What needs to be done => Find the lines holding the word "Pitch" and collect them.

** START Provided data **

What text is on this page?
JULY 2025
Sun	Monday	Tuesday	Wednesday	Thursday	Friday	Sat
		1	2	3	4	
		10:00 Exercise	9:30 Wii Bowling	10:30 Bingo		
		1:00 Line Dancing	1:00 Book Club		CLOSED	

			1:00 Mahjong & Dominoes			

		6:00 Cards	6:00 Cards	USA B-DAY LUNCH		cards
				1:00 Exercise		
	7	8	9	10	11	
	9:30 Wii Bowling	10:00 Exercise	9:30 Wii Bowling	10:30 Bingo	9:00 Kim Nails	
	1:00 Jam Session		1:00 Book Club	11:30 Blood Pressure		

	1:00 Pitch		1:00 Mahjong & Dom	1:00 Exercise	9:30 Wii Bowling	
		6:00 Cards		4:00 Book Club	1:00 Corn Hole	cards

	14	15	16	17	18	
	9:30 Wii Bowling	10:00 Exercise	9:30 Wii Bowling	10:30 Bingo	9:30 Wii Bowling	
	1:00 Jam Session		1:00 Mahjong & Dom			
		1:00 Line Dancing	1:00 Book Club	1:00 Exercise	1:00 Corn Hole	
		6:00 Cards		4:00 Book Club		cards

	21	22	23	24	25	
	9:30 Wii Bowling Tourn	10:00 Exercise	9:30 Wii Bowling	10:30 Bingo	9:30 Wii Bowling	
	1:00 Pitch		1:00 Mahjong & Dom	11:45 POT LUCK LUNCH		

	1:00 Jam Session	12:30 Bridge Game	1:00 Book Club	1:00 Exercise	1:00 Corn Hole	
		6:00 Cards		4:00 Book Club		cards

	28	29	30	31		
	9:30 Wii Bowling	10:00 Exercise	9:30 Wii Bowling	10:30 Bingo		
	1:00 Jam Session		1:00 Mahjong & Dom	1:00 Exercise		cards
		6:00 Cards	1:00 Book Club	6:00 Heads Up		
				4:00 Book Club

** END Provided data **

Solved exercise =>
	1:00 Pitch		1:00 Mahjong & Dom	1:00 Exercise	9:30 Wii Bowling	
	1:00 Pitch		1:00 Mahjong & Dom	11:45 POT LUCK LUNCH		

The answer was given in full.